#### Work required
Copy the entries below exactly. Images do not belong in the copy.

[START Material provided]

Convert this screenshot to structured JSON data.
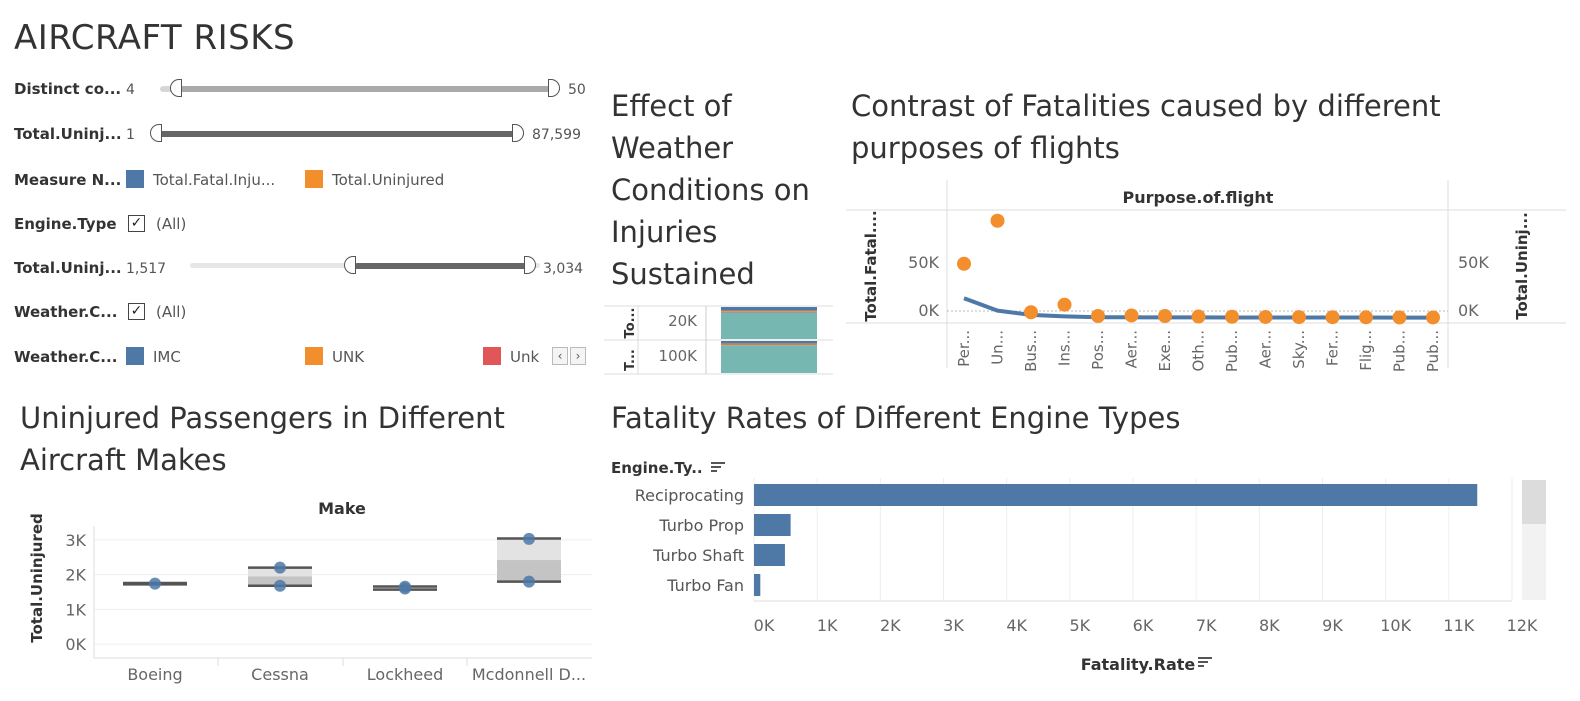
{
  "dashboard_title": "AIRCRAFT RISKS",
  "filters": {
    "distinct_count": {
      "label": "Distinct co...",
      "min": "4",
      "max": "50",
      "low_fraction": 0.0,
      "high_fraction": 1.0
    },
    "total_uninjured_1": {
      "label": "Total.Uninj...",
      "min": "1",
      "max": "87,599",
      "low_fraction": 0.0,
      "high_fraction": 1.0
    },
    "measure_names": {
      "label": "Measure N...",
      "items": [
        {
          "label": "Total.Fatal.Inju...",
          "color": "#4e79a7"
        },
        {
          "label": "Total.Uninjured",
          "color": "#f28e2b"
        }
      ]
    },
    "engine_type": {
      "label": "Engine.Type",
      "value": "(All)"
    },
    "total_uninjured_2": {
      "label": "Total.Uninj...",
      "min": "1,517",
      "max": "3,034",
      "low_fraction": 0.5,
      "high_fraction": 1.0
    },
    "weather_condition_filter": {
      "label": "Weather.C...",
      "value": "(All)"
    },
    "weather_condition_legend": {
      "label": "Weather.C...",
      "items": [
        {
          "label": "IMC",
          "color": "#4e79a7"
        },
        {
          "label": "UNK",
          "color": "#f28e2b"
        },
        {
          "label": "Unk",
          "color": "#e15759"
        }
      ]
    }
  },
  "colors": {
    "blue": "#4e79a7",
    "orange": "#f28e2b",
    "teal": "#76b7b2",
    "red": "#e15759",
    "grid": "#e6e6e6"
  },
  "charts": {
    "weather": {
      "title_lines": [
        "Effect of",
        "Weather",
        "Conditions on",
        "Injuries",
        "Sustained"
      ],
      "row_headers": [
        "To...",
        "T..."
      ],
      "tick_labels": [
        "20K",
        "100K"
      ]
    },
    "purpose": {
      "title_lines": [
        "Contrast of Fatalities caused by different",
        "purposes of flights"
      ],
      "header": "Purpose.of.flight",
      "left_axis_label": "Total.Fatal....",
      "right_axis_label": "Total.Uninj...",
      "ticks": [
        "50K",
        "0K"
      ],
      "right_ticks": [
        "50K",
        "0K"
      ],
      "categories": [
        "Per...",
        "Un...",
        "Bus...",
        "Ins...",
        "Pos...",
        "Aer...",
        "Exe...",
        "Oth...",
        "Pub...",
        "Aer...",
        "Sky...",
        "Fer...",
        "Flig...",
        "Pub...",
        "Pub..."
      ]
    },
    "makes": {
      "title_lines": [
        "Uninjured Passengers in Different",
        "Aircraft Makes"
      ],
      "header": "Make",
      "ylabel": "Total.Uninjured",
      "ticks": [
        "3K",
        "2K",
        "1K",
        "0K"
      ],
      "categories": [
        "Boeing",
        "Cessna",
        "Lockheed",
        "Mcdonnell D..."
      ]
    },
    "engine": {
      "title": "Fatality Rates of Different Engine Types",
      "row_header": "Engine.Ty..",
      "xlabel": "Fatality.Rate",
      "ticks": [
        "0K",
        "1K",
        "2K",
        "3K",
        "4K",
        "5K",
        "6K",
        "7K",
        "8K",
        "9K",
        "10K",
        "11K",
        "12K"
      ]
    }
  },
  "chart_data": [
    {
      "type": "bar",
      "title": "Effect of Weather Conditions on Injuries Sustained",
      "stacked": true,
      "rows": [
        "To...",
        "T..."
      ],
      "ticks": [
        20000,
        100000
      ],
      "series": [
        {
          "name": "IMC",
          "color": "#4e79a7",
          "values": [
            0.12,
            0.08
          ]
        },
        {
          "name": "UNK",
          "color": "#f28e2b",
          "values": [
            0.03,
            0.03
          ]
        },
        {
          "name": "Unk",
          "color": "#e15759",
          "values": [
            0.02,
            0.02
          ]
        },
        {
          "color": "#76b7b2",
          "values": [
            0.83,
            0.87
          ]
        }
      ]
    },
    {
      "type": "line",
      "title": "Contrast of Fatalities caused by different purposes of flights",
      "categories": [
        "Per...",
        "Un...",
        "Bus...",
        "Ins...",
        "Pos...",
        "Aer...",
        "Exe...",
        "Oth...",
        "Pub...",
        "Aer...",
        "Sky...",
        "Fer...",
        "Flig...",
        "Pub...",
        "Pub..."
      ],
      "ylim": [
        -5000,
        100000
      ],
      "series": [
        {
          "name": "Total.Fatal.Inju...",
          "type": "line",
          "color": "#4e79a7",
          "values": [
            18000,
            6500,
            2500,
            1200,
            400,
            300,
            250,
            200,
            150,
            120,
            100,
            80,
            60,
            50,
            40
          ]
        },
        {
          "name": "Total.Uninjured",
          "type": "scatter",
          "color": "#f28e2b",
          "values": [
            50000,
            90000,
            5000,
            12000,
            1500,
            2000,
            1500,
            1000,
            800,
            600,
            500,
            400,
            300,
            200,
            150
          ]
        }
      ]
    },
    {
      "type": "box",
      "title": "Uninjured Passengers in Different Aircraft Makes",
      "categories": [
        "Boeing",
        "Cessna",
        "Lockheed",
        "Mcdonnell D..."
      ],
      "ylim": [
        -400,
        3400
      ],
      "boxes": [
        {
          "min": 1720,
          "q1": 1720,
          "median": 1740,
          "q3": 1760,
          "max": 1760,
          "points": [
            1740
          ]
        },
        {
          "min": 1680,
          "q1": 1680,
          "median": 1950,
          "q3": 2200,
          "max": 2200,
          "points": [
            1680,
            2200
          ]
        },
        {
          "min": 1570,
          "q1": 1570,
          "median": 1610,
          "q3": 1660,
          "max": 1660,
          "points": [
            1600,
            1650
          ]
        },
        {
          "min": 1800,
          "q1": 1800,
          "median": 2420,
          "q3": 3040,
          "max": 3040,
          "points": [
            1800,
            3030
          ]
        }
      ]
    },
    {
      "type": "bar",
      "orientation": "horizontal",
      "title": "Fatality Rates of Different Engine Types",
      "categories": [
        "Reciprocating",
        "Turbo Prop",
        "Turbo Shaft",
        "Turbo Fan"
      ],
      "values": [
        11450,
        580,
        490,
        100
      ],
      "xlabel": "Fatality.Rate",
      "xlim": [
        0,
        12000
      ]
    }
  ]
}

[END Material provided]

#### Response
Convert this screenshot to structured JSON data.
{
  "dashboard_title": "AIRCRAFT RISKS",
  "filters": {
    "distinct_count": {
      "label": "Distinct co...",
      "min": "4",
      "max": "50",
      "low_fraction": 0.0,
      "high_fraction": 1.0
    },
    "total_uninjured_1": {
      "label": "Total.Uninj...",
      "min": "1",
      "max": "87,599",
      "low_fraction": 0.0,
      "high_fraction": 1.0
    },
    "measure_names": {
      "label": "Measure N...",
      "items": [
        {
          "label": "Total.Fatal.Inju...",
          "color": "#4e79a7"
        },
        {
          "label": "Total.Uninjured",
          "color": "#f28e2b"
        }
      ]
    },
    "engine_type": {
      "label": "Engine.Type",
      "value": "(All)"
    },
    "total_uninjured_2": {
      "label": "Total.Uninj...",
      "min": "1,517",
      "max": "3,034",
      "low_fraction": 0.5,
      "high_fraction": 1.0
    },
    "weather_condition_filter": {
      "label": "Weather.C...",
      "value": "(All)"
    },
    "weather_condition_legend": {
      "label": "Weather.C...",
      "items": [
        {
          "label": "IMC",
          "color": "#4e79a7"
        },
        {
          "label": "UNK",
          "color": "#f28e2b"
        },
        {
          "label": "Unk",
          "color": "#e15759"
        }
      ]
    }
  },
  "colors": {
    "blue": "#4e79a7",
    "orange": "#f28e2b",
    "teal": "#76b7b2",
    "red": "#e15759",
    "grid": "#e6e6e6"
  },
  "charts": {
    "weather": {
      "title_lines": [
        "Effect of",
        "Weather",
        "Conditions on",
        "Injuries",
        "Sustained"
      ],
      "row_headers": [
        "To...",
        "T..."
      ],
      "tick_labels": [
        "20K",
        "100K"
      ]
    },
    "purpose": {
      "title_lines": [
        "Contrast of Fatalities caused by different",
        "purposes of flights"
      ],
      "header": "Purpose.of.flight",
      "left_axis_label": "Total.Fatal....",
      "right_axis_label": "Total.Uninj...",
      "ticks": [
        "50K",
        "0K"
      ],
      "right_ticks": [
        "50K",
        "0K"
      ],
      "categories": [
        "Per...",
        "Un...",
        "Bus...",
        "Ins...",
        "Pos...",
        "Aer...",
        "Exe...",
        "Oth...",
        "Pub...",
        "Aer...",
        "Sky...",
        "Fer...",
        "Flig...",
        "Pub...",
        "Pub..."
      ]
    },
    "makes": {
      "title_lines": [
        "Uninjured Passengers in Different",
        "Aircraft Makes"
      ],
      "header": "Make",
      "ylabel": "Total.Uninjured",
      "ticks": [
        "3K",
        "2K",
        "1K",
        "0K"
      ],
      "categories": [
        "Boeing",
        "Cessna",
        "Lockheed",
        "Mcdonnell D..."
      ]
    },
    "engine": {
      "title": "Fatality Rates of Different Engine Types",
      "row_header": "Engine.Ty..",
      "xlabel": "Fatality.Rate",
      "ticks": [
        "0K",
        "1K",
        "2K",
        "3K",
        "4K",
        "5K",
        "6K",
        "7K",
        "8K",
        "9K",
        "10K",
        "11K",
        "12K"
      ]
    }
  },
  "chart_data": [
    {
      "type": "bar",
      "title": "Effect of Weather Conditions on Injuries Sustained",
      "stacked": true,
      "rows": [
        "To...",
        "T..."
      ],
      "ticks": [
        20000,
        100000
      ],
      "series": [
        {
          "name": "IMC",
          "color": "#4e79a7",
          "values": [
            0.12,
            0.08
          ]
        },
        {
          "name": "UNK",
          "color": "#f28e2b",
          "values": [
            0.03,
            0.03
          ]
        },
        {
          "name": "Unk",
          "color": "#e15759",
          "values": [
            0.02,
            0.02
          ]
        },
        {
          "color": "#76b7b2",
          "values": [
            0.83,
            0.87
          ]
        }
      ]
    },
    {
      "type": "line",
      "title": "Contrast of Fatalities caused by different purposes of flights",
      "categories": [
        "Per...",
        "Un...",
        "Bus...",
        "Ins...",
        "Pos...",
        "Aer...",
        "Exe...",
        "Oth...",
        "Pub...",
        "Aer...",
        "Sky...",
        "Fer...",
        "Flig...",
        "Pub...",
        "Pub..."
      ],
      "ylim": [
        -5000,
        100000
      ],
      "series": [
        {
          "name": "Total.Fatal.Inju...",
          "type": "line",
          "color": "#4e79a7",
          "values": [
            18000,
            6500,
            2500,
            1200,
            400,
            300,
            250,
            200,
            150,
            120,
            100,
            80,
            60,
            50,
            40
          ]
        },
        {
          "name": "Total.Uninjured",
          "type": "scatter",
          "color": "#f28e2b",
          "values": [
            50000,
            90000,
            5000,
            12000,
            1500,
            2000,
            1500,
            1000,
            800,
            600,
            500,
            400,
            300,
            200,
            150
          ]
        }
      ]
    },
    {
      "type": "box",
      "title": "Uninjured Passengers in Different Aircraft Makes",
      "categories": [
        "Boeing",
        "Cessna",
        "Lockheed",
        "Mcdonnell D..."
      ],
      "ylim": [
        -400,
        3400
      ],
      "boxes": [
        {
          "min": 1720,
          "q1": 1720,
          "median": 1740,
          "q3": 1760,
          "max": 1760,
          "points": [
            1740
          ]
        },
        {
          "min": 1680,
          "q1": 1680,
          "median": 1950,
          "q3": 2200,
          "max": 2200,
          "points": [
            1680,
            2200
          ]
        },
        {
          "min": 1570,
          "q1": 1570,
          "median": 1610,
          "q3": 1660,
          "max": 1660,
          "points": [
            1600,
            1650
          ]
        },
        {
          "min": 1800,
          "q1": 1800,
          "median": 2420,
          "q3": 3040,
          "max": 3040,
          "points": [
            1800,
            3030
          ]
        }
      ]
    },
    {
      "type": "bar",
      "orientation": "horizontal",
      "title": "Fatality Rates of Different Engine Types",
      "categories": [
        "Reciprocating",
        "Turbo Prop",
        "Turbo Shaft",
        "Turbo Fan"
      ],
      "values": [
        11450,
        580,
        490,
        100
      ],
      "xlabel": "Fatality.Rate",
      "xlim": [
        0,
        12000
      ]
    }
  ]
}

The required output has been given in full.